Do this
Filter this data down to the lines that hold "Inspector", and copy them.

Data provided
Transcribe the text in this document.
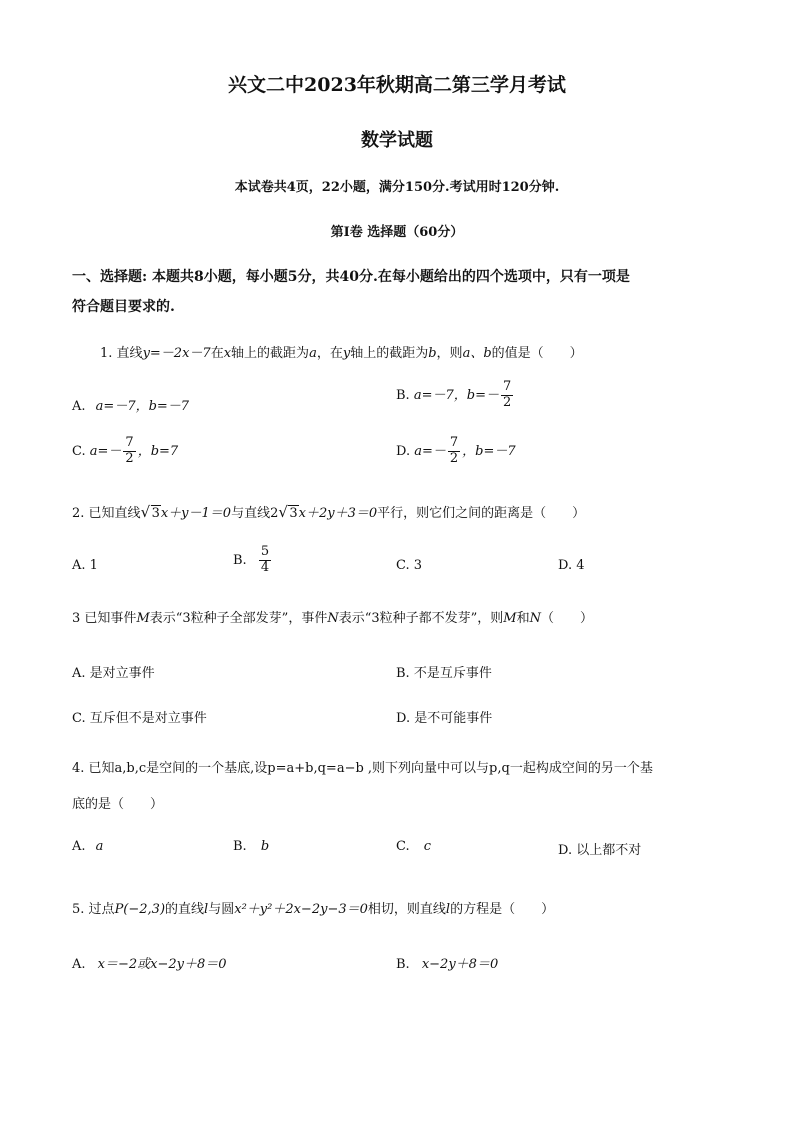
兴文二中2023年秋期高二第三学月考试
数学试题
本试卷共4页，22小题，满分150分.考试用时120分钟.
第I卷 选择题（60分）
一、选择题: 本题共8小题，每小题5分，共40分.在每小题给出的四个选项中，只有一项是
符合题目要求的.
1. 直线y=－2x－7在x轴上的截距为a，在y轴上的截距为b，则a、b的值是（　　）
A. a=－7，b=－7
B. a=－7，$b=- \frac{7}{2}$
C. $a=- \frac{7}{2}$ ，b=7	D. $a=- \frac{7}{2}$ ，b=－7
2. 已知直线 √ 3x＋y－1＝0与直线2 √ 3x＋2y＋3＝0平行，则它们之间的距离是（　　）
A. 1	B. $\frac{5}{4}$	C. 3	D. 4
3 已知事件M表示“3粒种子全部发芽”，事件N表示“3粒种子都不发芽”，则M和N（　　）
A. 是对立事件	B. 不是互斥事件
C. 互斥但不是对立事件	D. 是不可能事件
4. 已知a,b,c是空间的一个基底,设p=a+b,q=a−b ,则下列向量中可以与p,q一起构成空间的另一个基
底的是（　　）
A. a	B. b	C. c	D. 以上都不对
5. 过点P(−2,3)的直线l与圆x²＋y²＋2x−2y−3＝0相切，则直线l的方程是（　　）
A. x＝−2或x−2y＋8＝0	B. x−2y＋8＝0
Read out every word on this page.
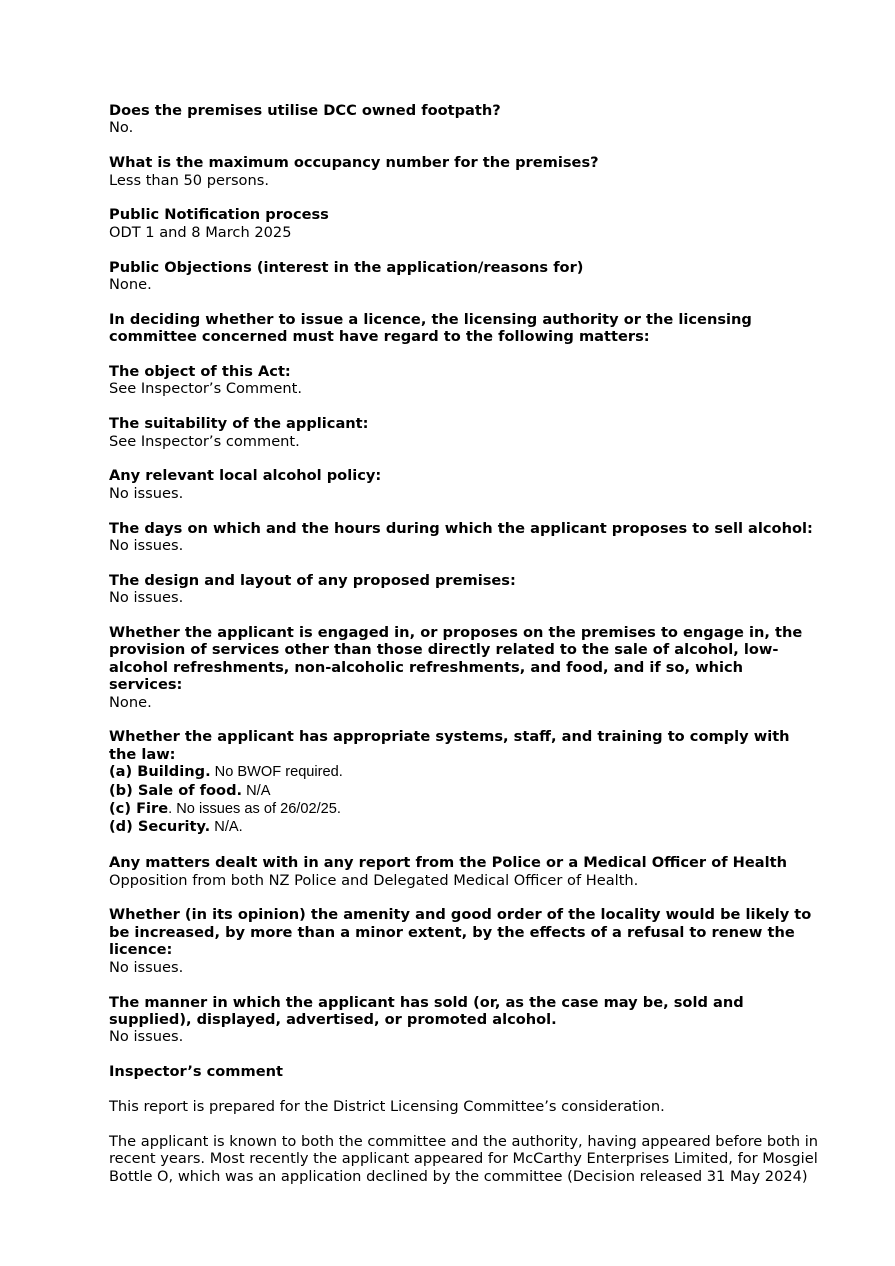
Does the premises utilise DCC owned footpath?
No.
What is the maximum occupancy number for the premises?
Less than 50 persons.
Public Notification process
ODT 1 and 8 March 2025
Public Objections (interest in the application/reasons for)
None.
In deciding whether to issue a licence, the licensing authority or the licensing committee concerned must have regard to the following matters:
The object of this Act:
See Inspector’s Comment.
The suitability of the applicant:
See Inspector’s comment.
Any relevant local alcohol policy:
No issues.
The days on which and the hours during which the applicant proposes to sell alcohol:
No issues.
The design and layout of any proposed premises:
No issues.
Whether the applicant is engaged in, or proposes on the premises to engage in, the provision of services other than those directly related to the sale of alcohol, low-alcohol refreshments, non-alcoholic refreshments, and food, and if so, which services:
None.
Whether the applicant has appropriate systems, staff, and training to comply with the law:
(a) Building. No BWOF required.
(b) Sale of food. N/A
(c) Fire. No issues as of 26/02/25.
(d) Security. N/A.
Any matters dealt with in any report from the Police or a Medical Officer of Health
Opposition from both NZ Police and Delegated Medical Officer of Health.
Whether (in its opinion) the amenity and good order of the locality would be likely to be increased, by more than a minor extent, by the effects of a refusal to renew the licence:
No issues.
The manner in which the applicant has sold (or, as the case may be, sold and supplied), displayed, advertised, or promoted alcohol.
No issues.
Inspector’s comment
This report is prepared for the District Licensing Committee’s consideration.
The applicant is known to both the committee and the authority, having appeared before both in recent years. Most recently the applicant appeared for McCarthy Enterprises Limited, for Mosgiel Bottle O, which was an application declined by the committee (Decision released 31 May 2024)
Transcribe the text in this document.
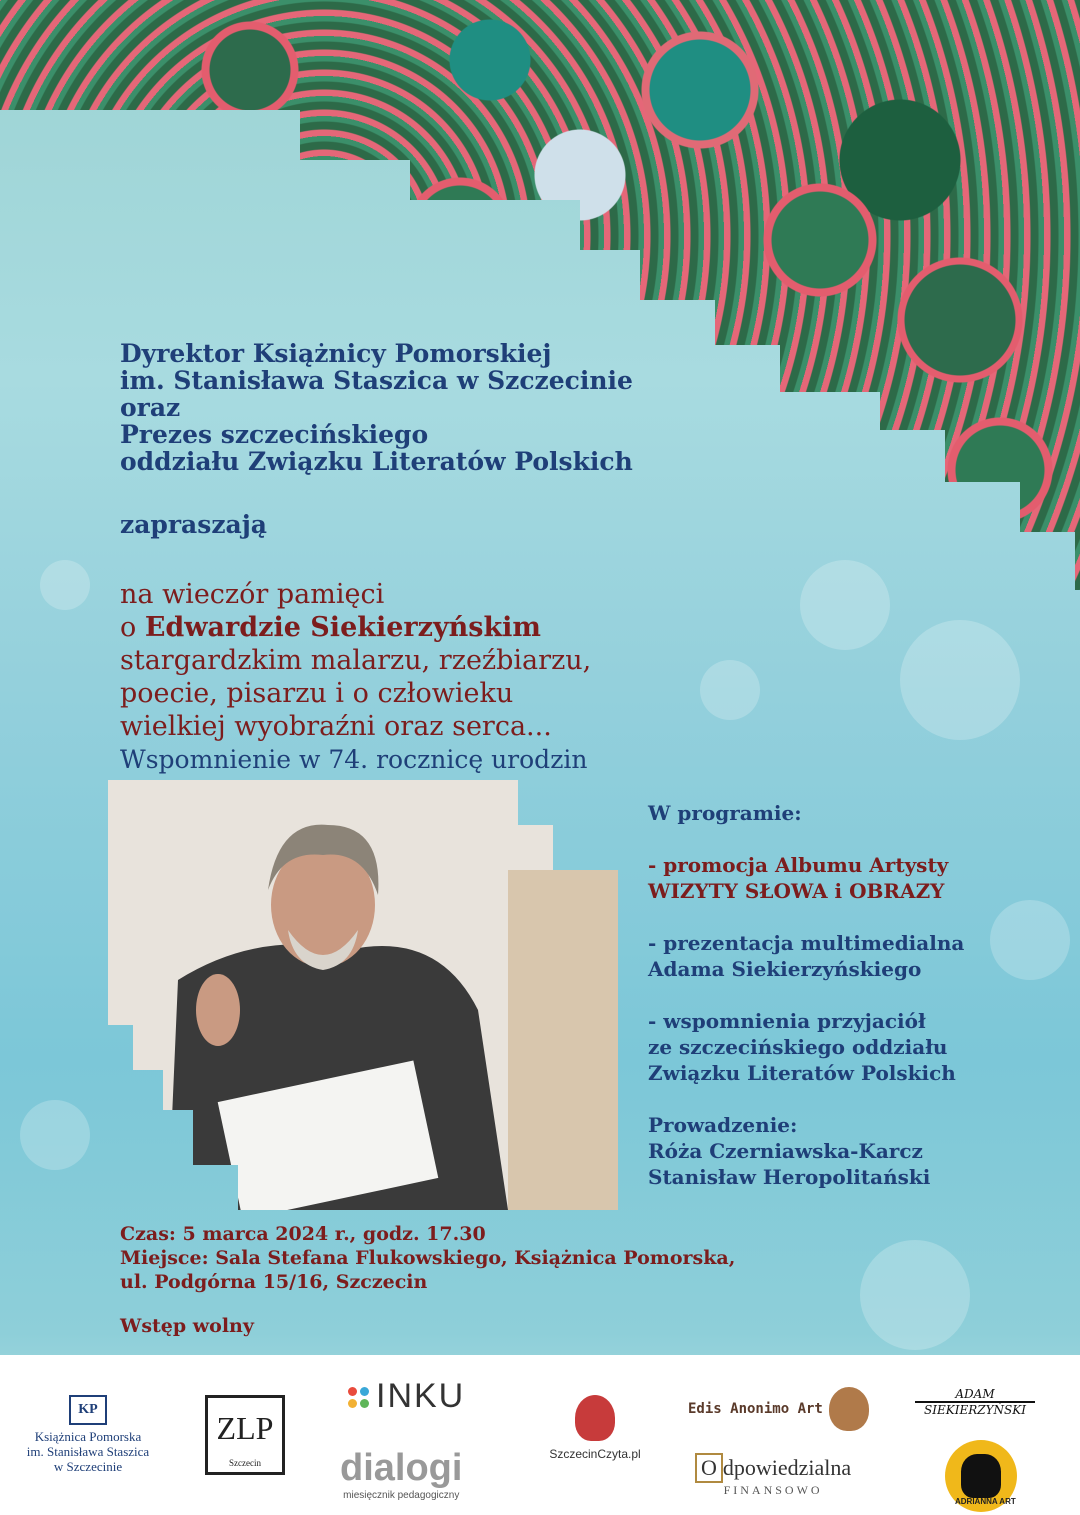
Dyrektor Książnicy Pomorskiej
im. Stanisława Staszica w Szczecinie
oraz
Prezes szczecińskiego
oddziału Związku Literatów Polskich
zapraszają
na wieczór pamięci
o Edwardzie Siekierzyńskim
stargardzkim malarzu, rzeźbiarzu,
poecie, pisarzu i o człowieku
wielkiej wyobraźni oraz serca...
Wspomnienie w 74. rocznicę urodzin
W programie:
- promocja Albumu Artysty
WIZYTY SŁOWA i OBRAZY
- prezentacja multimedialna
Adama Siekierzyńskiego
- wspomnienia przyjaciół
ze szczecińskiego oddziału
Związku Literatów Polskich
Prowadzenie:
Róża Czerniawska-Karcz
Stanisław Heropolitański
Czas: 5 marca 2024 r., godz. 17.30
Miejsce: Sala Stefana Flukowskiego, Książnica Pomorska,
ul. Podgórna 15/16, Szczecin
Wstęp wolny
KP
Książnica Pomorska
im. Stanisława Staszica
w Szczecinie
ZLP
Szczecin
INKU
dialogi
miesięcznik pedagogiczny
SzczecinCzyta.pl
Edis Anonimo Art
O dpowiedzialna
FINANSOWO
ADAM
SIEKIERZYŃSKI
ADRIANNA ART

Output for this exercise
See Inspector’s Comment.
See Inspector’s comment.
Inspector’s comment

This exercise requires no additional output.